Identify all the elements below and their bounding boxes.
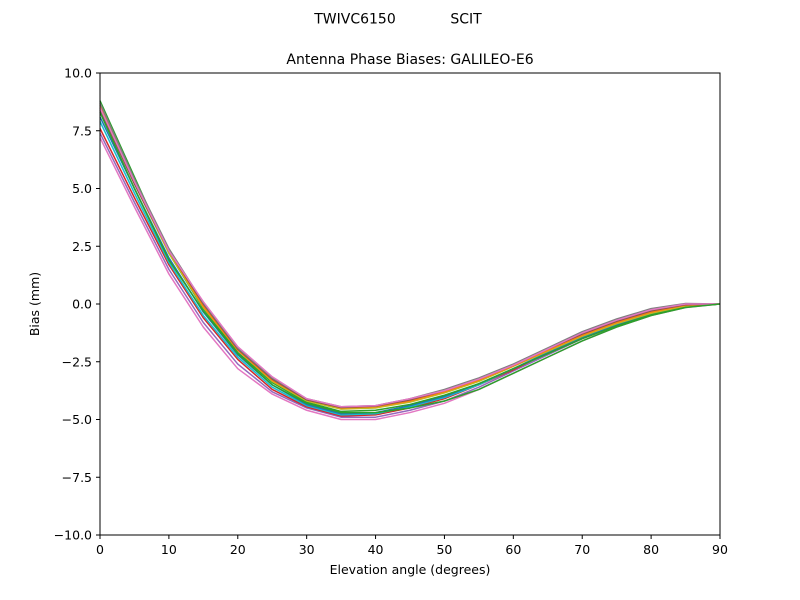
series-line-12 [99,111,721,414]
y-tick-label: 2.5 [72,239,92,254]
series-line-5 [99,116,721,415]
series-line-2 [99,132,721,418]
y-axis-label: Bias (mm) [27,272,42,336]
series-line-6 [99,100,721,413]
y-axis-ticks: −10.0 −7.5 −5.0 −2.5 0.0 2.5 5.0 7.5 10.0 [54,66,100,543]
x-axis-ticks: 0 10 20 30 40 50 60 70 80 90 [96,535,728,557]
plot-lines [99,100,721,421]
series-line-10 [99,102,721,408]
y-tick-label: 10.0 [64,66,92,81]
series-line-7 [99,107,721,410]
x-axis-label: Elevation angle (degrees) [330,562,491,577]
x-tick-label: 80 [643,542,659,557]
y-tick-label: 5.0 [72,181,92,196]
series-line-8 [99,105,721,409]
y-tick-label: −7.5 [62,470,92,485]
series-line-3 [99,128,721,417]
y-tick-label: −10.0 [54,528,92,543]
x-tick-label: 90 [712,542,728,557]
suptitle-station: TWIVC6150 [313,12,396,28]
y-tick-label: −5.0 [62,412,92,427]
x-tick-label: 40 [368,542,384,557]
y-tick-label: 7.5 [72,123,92,138]
series-line-4 [99,121,721,416]
chart-title: Antenna Phase Biases: GALILEO-E6 [286,52,533,68]
y-tick-label: 0.0 [72,297,92,312]
x-tick-label: 10 [161,542,177,557]
x-tick-label: 20 [230,542,246,557]
x-tick-label: 0 [96,542,104,557]
x-tick-label: 60 [505,542,521,557]
y-tick-label: −2.5 [62,354,92,369]
series-line-1 [99,137,721,421]
x-tick-label: 30 [299,542,315,557]
series-line-11 [99,107,720,408]
x-tick-label: 70 [574,542,590,557]
x-tick-label: 50 [436,542,452,557]
plot-frame [99,72,721,536]
suptitle-institution: SCIT [450,12,482,28]
series-line-9 [99,109,721,409]
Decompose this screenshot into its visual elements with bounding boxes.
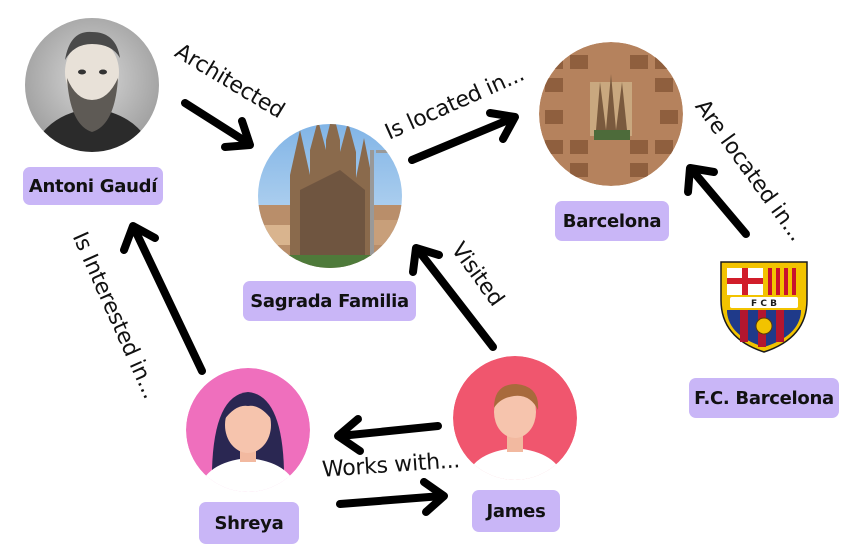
arrowhead-visited: [409, 244, 443, 276]
arrows: [120, 99, 750, 516]
arrowhead-are-located-in: [684, 164, 718, 196]
node-label-gaudi: Antoni Gaudí: [23, 167, 163, 205]
arrow-located-in: [408, 114, 517, 164]
arrow-are-located-in: [688, 166, 750, 238]
arrow-visited: [414, 246, 497, 351]
gaudi-photo: [24, 17, 160, 153]
arrow-architected: [181, 99, 252, 147]
node-label-fc-barcelona: F.C. Barcelona: [689, 378, 839, 418]
james-avatar: [453, 356, 577, 480]
node-label-shreya: Shreya: [199, 502, 299, 544]
arrowhead-interested-in: [120, 222, 159, 254]
node-label-sagrada-familia: Sagrada Familia: [243, 281, 416, 321]
arrowhead-architected: [221, 117, 254, 151]
node-label-james: James: [472, 490, 560, 532]
shreya-avatar: [186, 368, 310, 492]
arrowhead-works-with-left: [334, 415, 364, 455]
arrow-works-with-right: [336, 492, 446, 508]
crest-text: F C B: [751, 299, 777, 309]
arrow-works-with-left: [336, 422, 442, 440]
sagrada-familia-photo: [258, 124, 402, 268]
node-label-barcelona: Barcelona: [555, 201, 669, 241]
arrowhead-located-in: [486, 109, 519, 143]
arrowhead-works-with-right: [420, 478, 448, 516]
fc-barcelona-crest: F C B: [720, 261, 808, 353]
barcelona-photo: [539, 42, 683, 186]
arrow-interested-in: [130, 224, 206, 375]
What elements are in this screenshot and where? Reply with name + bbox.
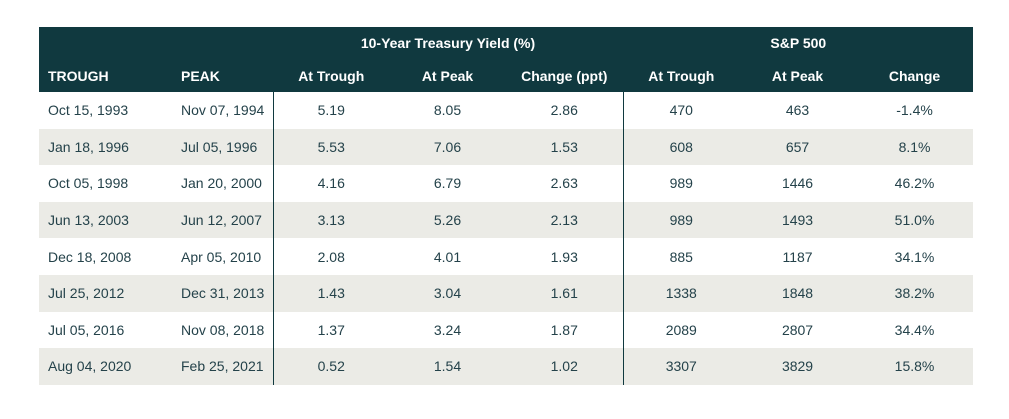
- header-column-row: TROUGH PEAK At Trough At Peak Change (pp…: [39, 59, 974, 92]
- column-header-peak: PEAK: [156, 59, 274, 92]
- sp-at-trough-cell: 470: [623, 92, 740, 129]
- table-row: Aug 04, 2020 Feb 25, 2021 0.52 1.54 1.02 3307…: [39, 348, 974, 385]
- sp-change-cell: 34.4%: [856, 311, 974, 349]
- sp-at-trough-cell: 885: [623, 238, 740, 275]
- yield-at-peak-cell: 5.26: [389, 201, 506, 239]
- yield-at-peak-cell: 7.06: [389, 128, 506, 166]
- sp-at-peak-cell: 1187: [739, 238, 857, 275]
- yield-change-cell: 2.13: [506, 201, 624, 239]
- column-header-yield-at-peak: At Peak: [389, 59, 506, 92]
- sp-at-trough-cell: 3307: [623, 348, 740, 385]
- column-header-yield-change: Change (ppt): [506, 59, 624, 92]
- yield-change-cell: 2.63: [506, 165, 624, 202]
- table-body: Oct 15, 1993 Nov 07, 1994 5.19 8.05 2.86 470 4…: [39, 92, 974, 385]
- header-group-row: 10-Year Treasury Yield (%) S&P 500: [39, 27, 974, 59]
- table-row: Oct 05, 1998 Jan 20, 2000 4.16 6.79 2.63 989 1…: [39, 165, 974, 202]
- table-row: Dec 18, 2008 Apr 05, 2010 2.08 4.01 1.93 885 1…: [39, 238, 974, 275]
- column-header-sp-at-trough: At Trough: [623, 59, 740, 92]
- sp-at-peak-cell: 463: [739, 92, 857, 129]
- sp-at-peak-cell: 3829: [739, 348, 857, 385]
- yield-change-cell: 2.86: [506, 92, 624, 129]
- trough-date-cell: Oct 05, 1998: [39, 165, 156, 202]
- peak-date-cell: Apr 05, 2010: [156, 238, 274, 275]
- yield-at-trough-cell: 5.19: [273, 92, 389, 129]
- trough-date-cell: Jun 13, 2003: [39, 201, 156, 239]
- yield-at-trough-cell: 1.37: [273, 311, 389, 349]
- sp-change-cell: 38.2%: [856, 274, 974, 312]
- sp-change-cell: 15.8%: [856, 348, 974, 385]
- sp-change-cell: 34.1%: [856, 238, 974, 275]
- yield-at-trough-cell: 3.13: [273, 201, 389, 239]
- sp-change-cell: 8.1%: [856, 128, 974, 166]
- table-row: Jun 13, 2003 Jun 12, 2007 3.13 5.26 2.13 989 1…: [39, 201, 974, 239]
- yield-change-cell: 1.02: [506, 348, 624, 385]
- sp-at-trough-cell: 608: [623, 128, 740, 166]
- sp-change-cell: -1.4%: [856, 92, 974, 129]
- sp-change-cell: 51.0%: [856, 201, 974, 239]
- table-row: Jul 25, 2012 Dec 31, 2013 1.43 3.04 1.61 1338…: [39, 274, 974, 312]
- table-row: Jul 05, 2016 Nov 08, 2018 1.37 3.24 1.87 2089…: [39, 311, 974, 349]
- peak-date-cell: Nov 08, 2018: [156, 311, 274, 349]
- trough-date-cell: Jul 25, 2012: [39, 274, 156, 312]
- header-group-dates: [39, 27, 274, 59]
- sp-at-peak-cell: 657: [739, 128, 857, 166]
- yield-at-peak-cell: 3.24: [389, 311, 506, 349]
- header-group-sp500: S&P 500: [623, 27, 974, 59]
- column-header-trough: TROUGH: [39, 59, 156, 92]
- trough-date-cell: Dec 18, 2008: [39, 238, 156, 275]
- sp-at-trough-cell: 1338: [623, 274, 740, 312]
- sp-at-peak-cell: 1848: [739, 274, 857, 312]
- yield-at-peak-cell: 8.05: [389, 92, 506, 129]
- yield-at-peak-cell: 4.01: [389, 238, 506, 275]
- column-header-yield-at-trough: At Trough: [273, 59, 389, 92]
- peak-date-cell: Jan 20, 2000: [156, 165, 274, 202]
- peak-date-cell: Feb 25, 2021: [156, 348, 274, 385]
- yield-sp500-table: 10-Year Treasury Yield (%) S&P 500 TROUG…: [39, 27, 974, 385]
- peak-date-cell: Dec 31, 2013: [156, 274, 274, 312]
- yield-change-cell: 1.53: [506, 128, 624, 166]
- sp-at-trough-cell: 989: [623, 165, 740, 202]
- trough-date-cell: Jul 05, 2016: [39, 311, 156, 349]
- table-header: 10-Year Treasury Yield (%) S&P 500 TROUG…: [39, 27, 974, 92]
- trough-date-cell: Aug 04, 2020: [39, 348, 156, 385]
- yield-at-trough-cell: 5.53: [273, 128, 389, 166]
- yield-change-cell: 1.87: [506, 311, 624, 349]
- column-header-sp-at-peak: At Peak: [739, 59, 857, 92]
- yield-at-peak-cell: 6.79: [389, 165, 506, 202]
- sp-at-trough-cell: 2089: [623, 311, 740, 349]
- yield-at-peak-cell: 3.04: [389, 274, 506, 312]
- sp-at-peak-cell: 1493: [739, 201, 857, 239]
- yield-at-trough-cell: 0.52: [273, 348, 389, 385]
- header-group-treasury: 10-Year Treasury Yield (%): [273, 27, 624, 59]
- data-table-container: 10-Year Treasury Yield (%) S&P 500 TROUG…: [39, 27, 974, 385]
- peak-date-cell: Jun 12, 2007: [156, 201, 274, 239]
- sp-at-peak-cell: 2807: [739, 311, 857, 349]
- peak-date-cell: Nov 07, 1994: [156, 92, 274, 129]
- yield-change-cell: 1.93: [506, 238, 624, 275]
- sp-at-peak-cell: 1446: [739, 165, 857, 202]
- trough-date-cell: Jan 18, 1996: [39, 128, 156, 166]
- yield-at-trough-cell: 1.43: [273, 274, 389, 312]
- yield-at-peak-cell: 1.54: [389, 348, 506, 385]
- column-header-sp-change: Change: [856, 59, 974, 92]
- table-row: Oct 15, 1993 Nov 07, 1994 5.19 8.05 2.86 470 4…: [39, 92, 974, 129]
- yield-change-cell: 1.61: [506, 274, 624, 312]
- sp-change-cell: 46.2%: [856, 165, 974, 202]
- trough-date-cell: Oct 15, 1993: [39, 92, 156, 129]
- yield-at-trough-cell: 4.16: [273, 165, 389, 202]
- table-row: Jan 18, 1996 Jul 05, 1996 5.53 7.06 1.53 608 6…: [39, 128, 974, 166]
- sp-at-trough-cell: 989: [623, 201, 740, 239]
- yield-at-trough-cell: 2.08: [273, 238, 389, 275]
- peak-date-cell: Jul 05, 1996: [156, 128, 274, 166]
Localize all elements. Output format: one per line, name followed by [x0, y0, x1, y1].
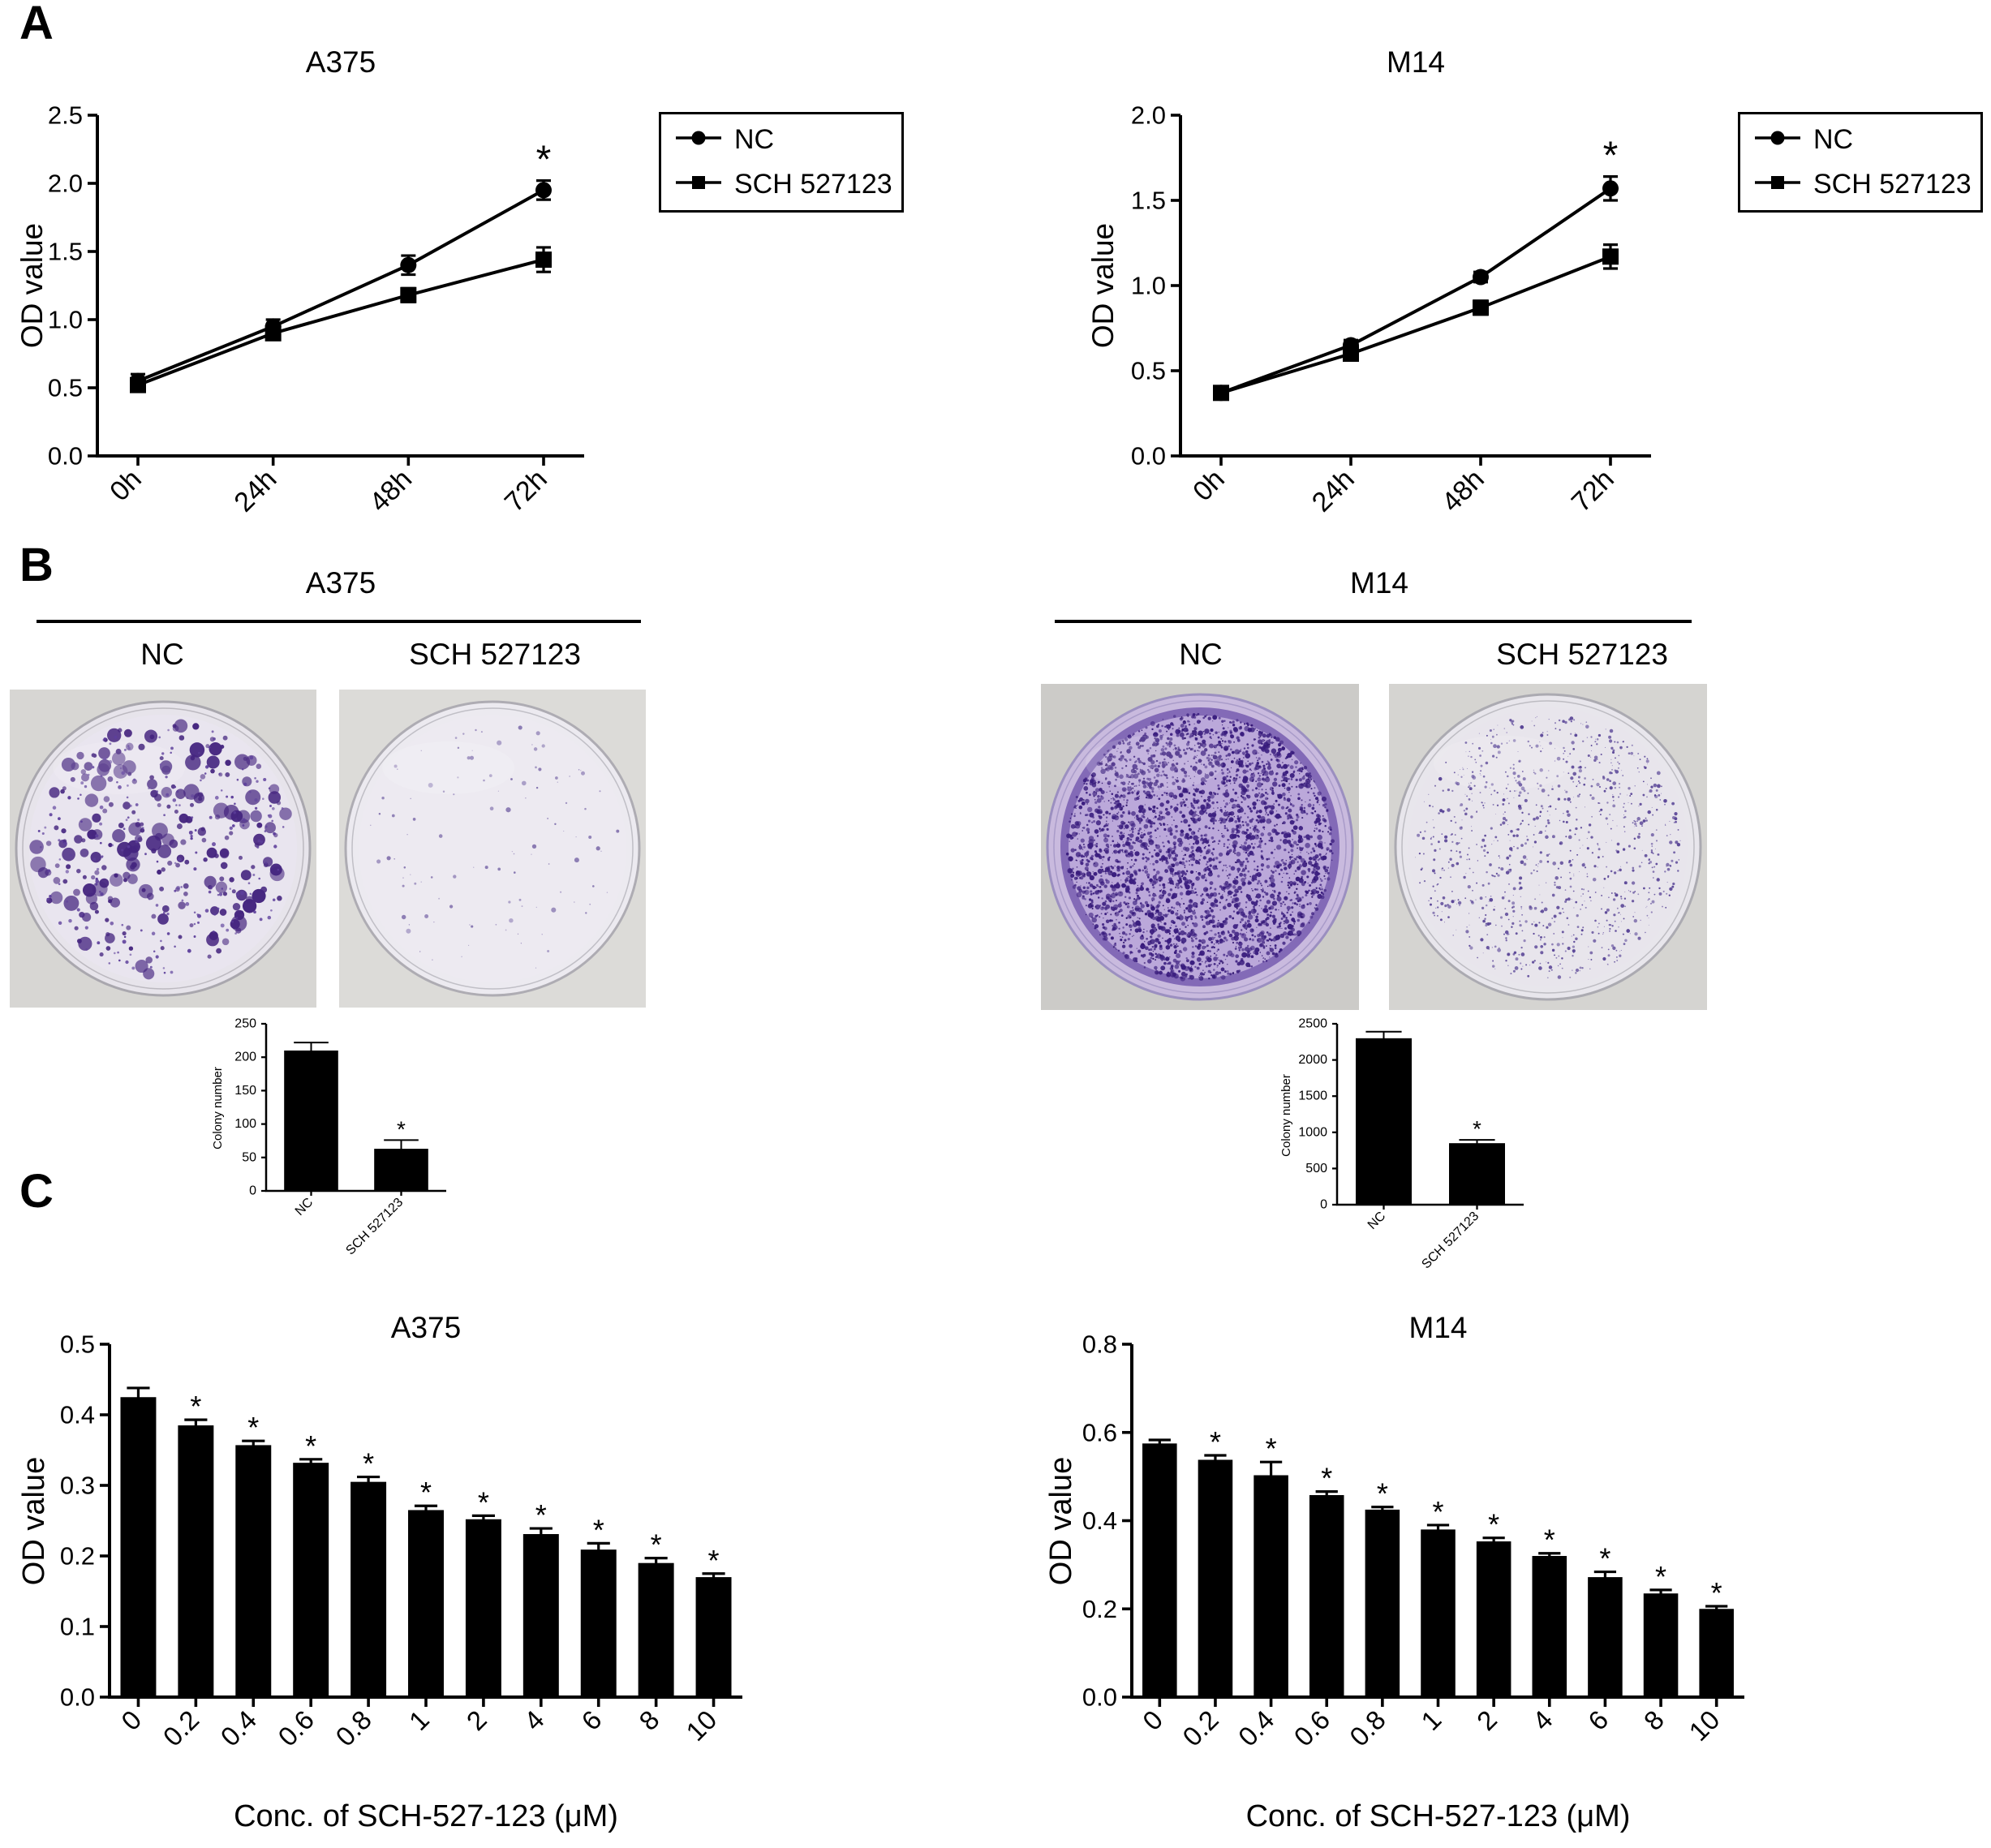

● What is expected: Write out the part of the records above that opens with the line containing "series-line-12 [99,111,721,414]" and closes with the line containing "y-axis-ticks: −10.0 −7.5", both of those lines included.

● Response to this task:
series-line-12 [99,111,721,414]
y-tick-label: 2.5 [72,239,92,254]
series-line-5 [99,116,721,415]
series-line-2 [99,132,721,418]
y-axis-label: Bias (mm) [27,272,42,336]
series-line-6 [99,100,721,413]
y-axis-ticks: −10.0 −7.5 −5.0 −2.5 0.0 2.5 5.0 7.5 10.0 [54,66,100,543]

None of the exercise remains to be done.